TASK TO CARRY OUT. Copy out the lines below word for word, leaving out the pictures.
— START OF MATERIAL FOR THIS EXERCISE —
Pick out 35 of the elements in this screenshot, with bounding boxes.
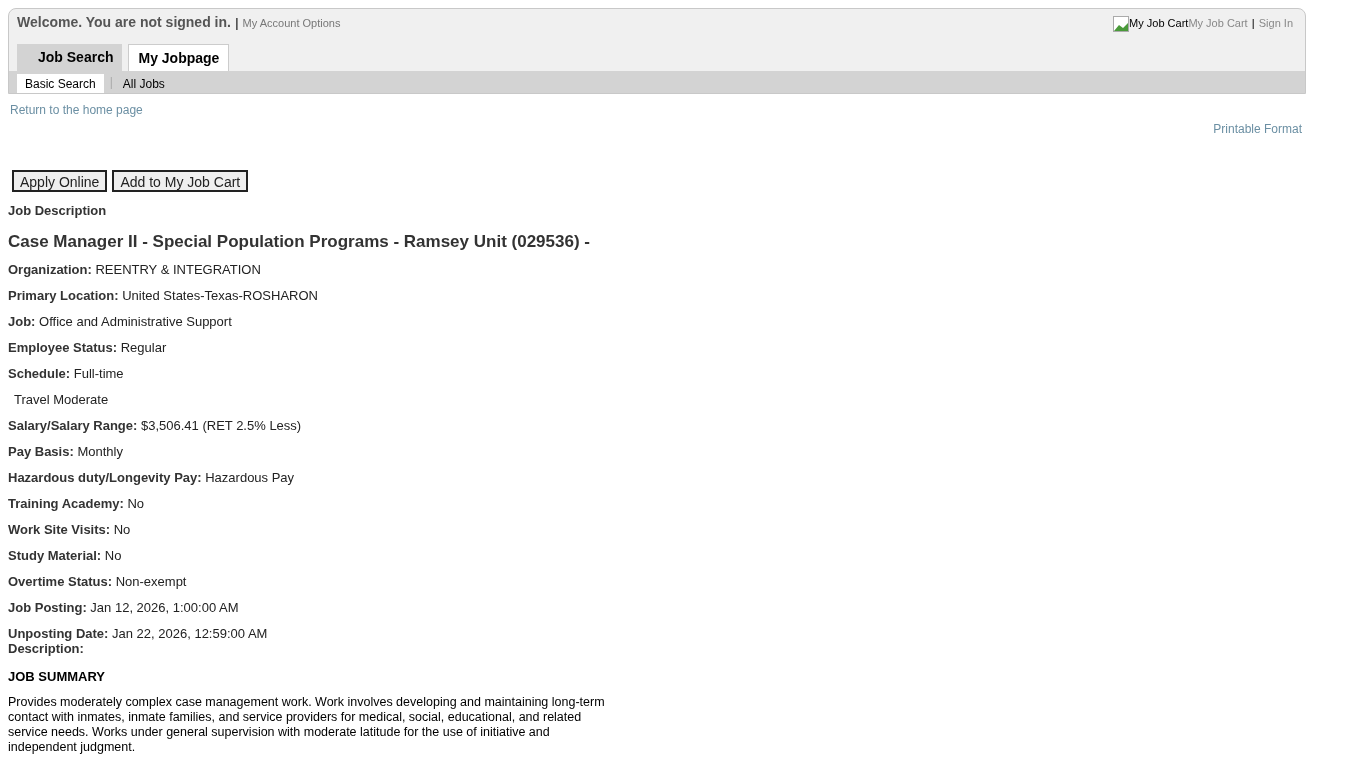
field-row-text: Hazardous duty/Longevity Pay: Hazardous Pay (8, 470, 296, 486)
field-row-text: Pay Basis: Monthly (8, 444, 124, 460)
nav-tab[interactable]: Job Search (17, 44, 123, 71)
field-row-text: Overtime Status: Non-exempt (8, 574, 188, 590)
field-row-text: Unposting Date: Jan 22, 2026, 12:59:00 AM (8, 626, 269, 642)
field-row-text: Study Material: No (8, 548, 123, 564)
field-row-text: Job Posting: Jan 12, 2026, 1:00:00 AM (8, 600, 240, 616)
action-button[interactable]: Apply Online (12, 170, 108, 192)
account-options-link[interactable]: My Account Options (242, 15, 341, 32)
subnav-tab[interactable]: Basic Search (17, 74, 104, 93)
separator: | (109, 74, 113, 91)
action-button[interactable]: Add to My Job Cart (112, 170, 249, 192)
field-row-text: Primary Location: United States-Texas-ROSHARON (8, 288, 319, 304)
nav-tab[interactable]: My Jobpage (128, 44, 230, 71)
section-label: Job Description (8, 203, 108, 219)
field-row-text: Travel Moderate (13, 392, 110, 408)
description-label: Description: (8, 642, 85, 656)
broken-image-icon (1113, 16, 1130, 32)
field-row-text: Salary/Salary Range: $3,506.41 (RET 2.5% Less) (8, 418, 303, 434)
subnav-tab[interactable]: All Jobs (118, 74, 169, 93)
welcome-text: Welcome. You are not signed in. (17, 13, 231, 32)
field-row-text: Job: Office and Administrative Support (8, 314, 233, 330)
cart-image-alt-text: My Job Cart (1129, 16, 1189, 31)
home-link[interactable]: Return to the home page (10, 103, 143, 117)
field-row-text: Employee Status: Regular (8, 340, 168, 356)
separator: | (234, 14, 239, 32)
job-title: Case Manager II - Special Population Programs - Ramsey Unit (029536) - (8, 232, 591, 252)
summary-heading: JOB SUMMARY (8, 669, 107, 685)
separator: | (1251, 16, 1255, 31)
field-row-text: Organization: REENTRY & INTEGRATION (8, 262, 262, 278)
summary-paragraph: Provides moderately complex case management work. Work involves developing and maintaining long-term contact with inmates, inmate families, and service providers for medical, social, educational, and related service needs. Works under general supervision with moderate latitude for the use of initiative and independent judgment. (8, 695, 606, 755)
field-row-text: Schedule: Full-time (8, 366, 125, 382)
field-row-text: Training Academy: No (8, 496, 146, 512)
field-row-text: Work Site Visits: No (8, 522, 132, 538)
printable-format-link[interactable]: Printable Format (1213, 120, 1302, 138)
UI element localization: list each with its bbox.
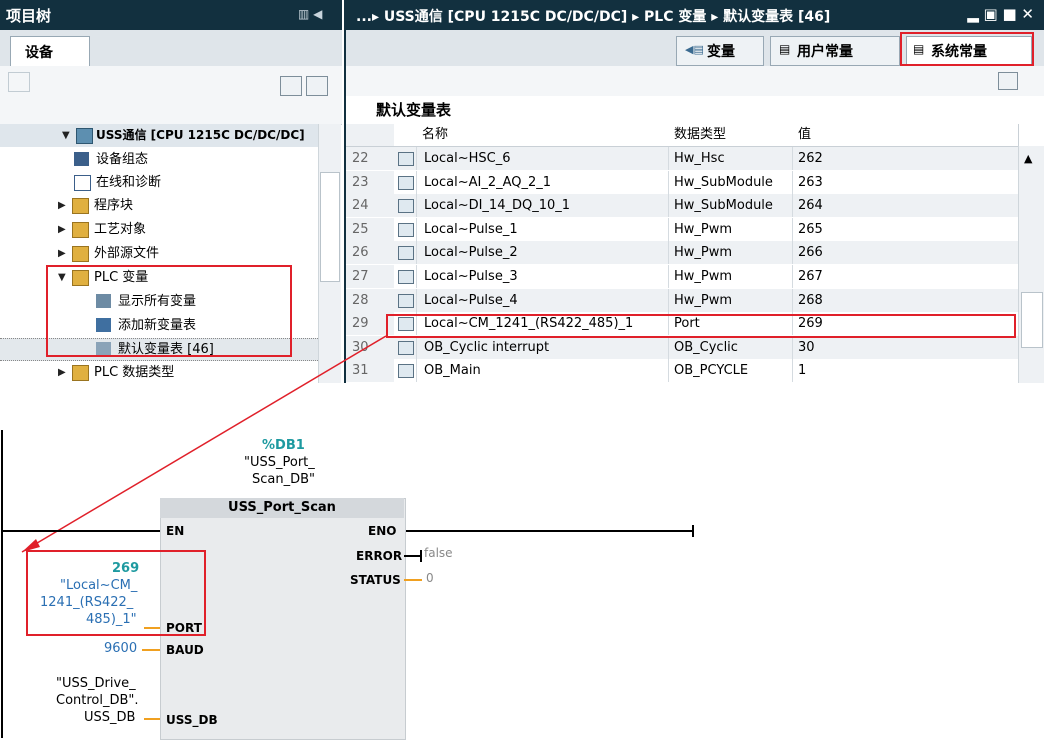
rung-end [692, 525, 694, 537]
db-name-line1: "USS_Port_ [244, 455, 315, 470]
error-wire-end [420, 550, 422, 562]
pin-error: ERROR [356, 549, 403, 563]
ussdb-wire [144, 718, 160, 720]
baud-wire [142, 649, 160, 651]
error-value: false [424, 546, 453, 560]
ussdb-line1: "USS_Drive_ [56, 676, 136, 691]
power-rail [1, 430, 3, 738]
highlight-port-input [26, 550, 206, 636]
baud-value: 9600 [104, 641, 138, 656]
pin-en: EN [166, 524, 185, 538]
rung-wire-right [404, 530, 694, 532]
status-value: 0 [426, 571, 434, 585]
pin-uss-db: USS_DB [166, 713, 218, 727]
ussdb-line3: USS_DB [84, 710, 136, 725]
pin-eno: ENO [368, 524, 397, 538]
ussdb-line2: Control_DB". [56, 693, 139, 708]
pin-status: STATUS [350, 573, 401, 587]
status-wire [404, 579, 422, 581]
db-address: %DB1 [262, 438, 305, 453]
rung-wire-left [3, 530, 160, 532]
db-name-line2: Scan_DB" [252, 472, 316, 487]
function-block-title: USS_Port_Scan [160, 498, 404, 518]
pin-baud: BAUD [166, 643, 204, 657]
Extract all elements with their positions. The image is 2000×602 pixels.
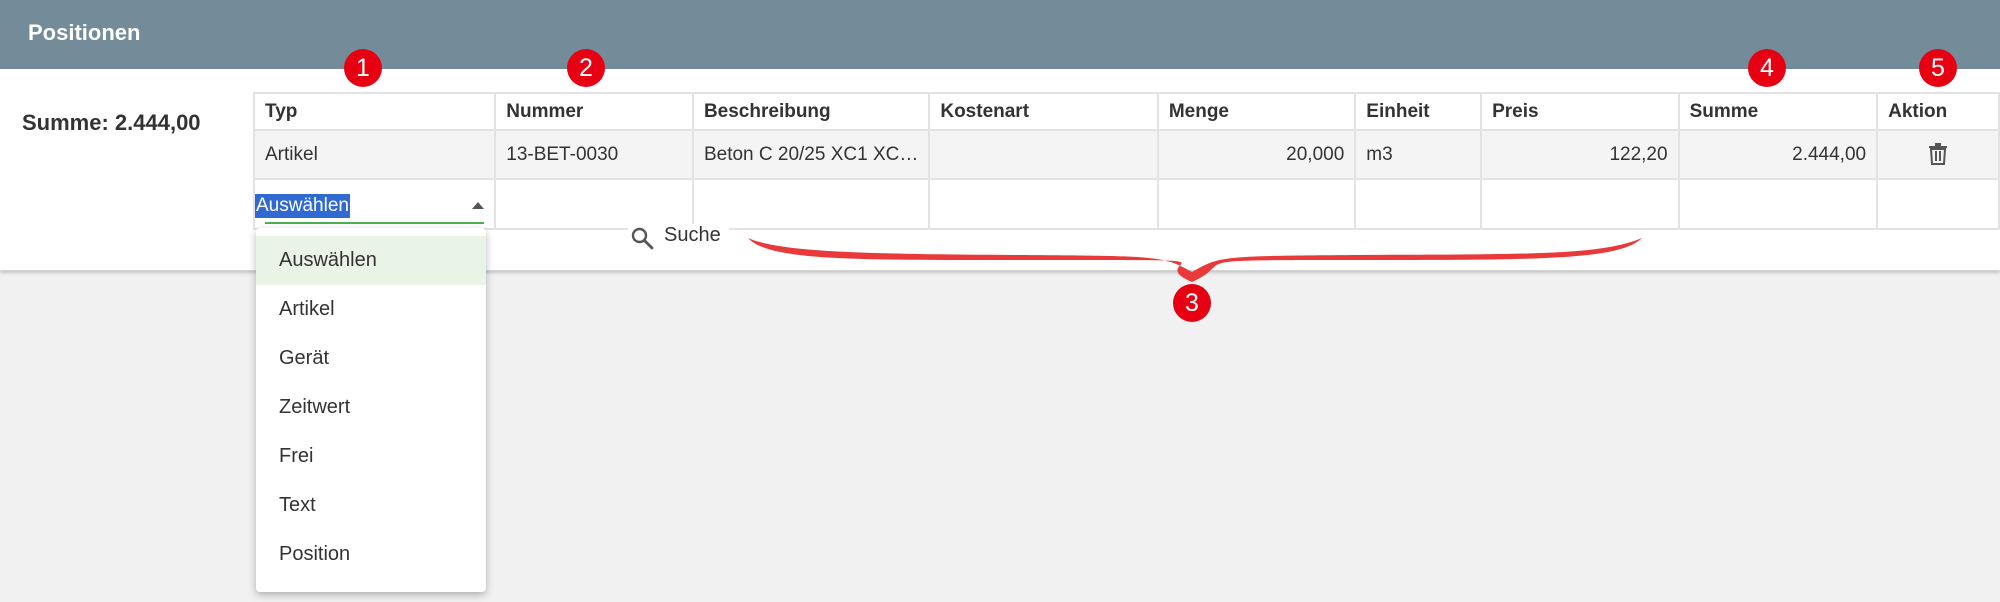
— END OF MATERIAL FOR THIS EXERCISE —
ANSWER TO THE TASK.
Pick out 35 of the elements in this screenshot, with bounding boxes.
field-row-text: Hazardous duty/Longevity Pay: Hazardous Pay (8, 470, 296, 486)
field-row-text: Pay Basis: Monthly (8, 444, 124, 460)
nav-tab[interactable]: Job Search (17, 44, 123, 71)
field-row-text: Overtime Status: Non-exempt (8, 574, 188, 590)
field-row-text: Unposting Date: Jan 22, 2026, 12:59:00 AM (8, 626, 269, 642)
field-row-text: Study Material: No (8, 548, 123, 564)
field-row-text: Job Posting: Jan 12, 2026, 1:00:00 AM (8, 600, 240, 616)
action-button[interactable]: Apply Online (12, 170, 108, 192)
account-options-link[interactable]: My Account Options (242, 15, 341, 32)
subnav-tab[interactable]: Basic Search (17, 74, 104, 93)
separator: | (109, 74, 113, 91)
action-button[interactable]: Add to My Job Cart (112, 170, 249, 192)
field-row-text: Primary Location: United States-Texas-ROSHARON (8, 288, 319, 304)
nav-tab[interactable]: My Jobpage (128, 44, 230, 71)
section-label: Job Description (8, 203, 108, 219)
field-row-text: Travel Moderate (13, 392, 110, 408)
description-label: Description: (8, 642, 85, 656)
broken-image-icon (1113, 16, 1130, 32)
field-row-text: Salary/Salary Range: $3,506.41 (RET 2.5% Less) (8, 418, 303, 434)
subnav-tab[interactable]: All Jobs (118, 74, 169, 93)
welcome-text: Welcome. You are not signed in. (17, 13, 231, 32)
field-row-text: Job: Office and Administrative Support (8, 314, 233, 330)
cart-image-alt-text: My Job Cart (1129, 16, 1189, 31)
home-link[interactable]: Return to the home page (10, 103, 143, 117)
field-row-text: Employee Status: Regular (8, 340, 168, 356)
separator: | (234, 14, 239, 32)
job-title: Case Manager II - Special Population Programs - Ramsey Unit (029536) - (8, 232, 591, 252)
summary-heading: JOB SUMMARY (8, 669, 107, 685)
separator: | (1251, 16, 1255, 31)
field-row-text: Organization: REENTRY & INTEGRATION (8, 262, 262, 278)
summary-paragraph: Provides moderately complex case management work. Work involves developing and maintaining long-term contact with inmates, inmate families, and service providers for medical, social, educational, and related service needs. Works under general supervision with moderate latitude for the use of initiative and independent judgment. (8, 695, 606, 755)
field-row-text: Schedule: Full-time (8, 366, 125, 382)
field-row-text: Training Academy: No (8, 496, 146, 512)
field-row-text: Work Site Visits: No (8, 522, 132, 538)
printable-format-link[interactable]: Printable Format (1213, 120, 1302, 138)
UI element localization: list each with its bbox.
rung-end [692, 525, 694, 537]
db-name-line1: "USS_Port_ [244, 455, 315, 470]
error-wire-end [420, 550, 422, 562]
pin-error: ERROR [356, 549, 403, 563]
ussdb-wire [144, 718, 160, 720]
baud-wire [142, 649, 160, 651]
error-value: false [424, 546, 453, 560]
ussdb-line1: "USS_Drive_ [56, 676, 136, 691]
power-rail [1, 430, 3, 738]
highlight-port-input [26, 550, 206, 636]
baud-value: 9600 [104, 641, 138, 656]
pin-en: EN [166, 524, 185, 538]
rung-wire-right [404, 530, 694, 532]
status-value: 0 [426, 571, 434, 585]
pin-uss-db: USS_DB [166, 713, 218, 727]
ussdb-line3: USS_DB [84, 710, 136, 725]
pin-eno: ENO [368, 524, 397, 538]
ussdb-line2: Control_DB". [56, 693, 139, 708]
pin-status: STATUS [350, 573, 401, 587]
status-wire [404, 579, 422, 581]
db-address: %DB1 [262, 438, 305, 453]
rung-wire-left [3, 530, 160, 532]
db-name-line2: Scan_DB" [252, 472, 316, 487]
function-block-title: USS_Port_Scan [160, 498, 404, 518]
pin-baud: BAUD [166, 643, 204, 657]
Extract all elements with their positions. The image is 2000×602 pixels.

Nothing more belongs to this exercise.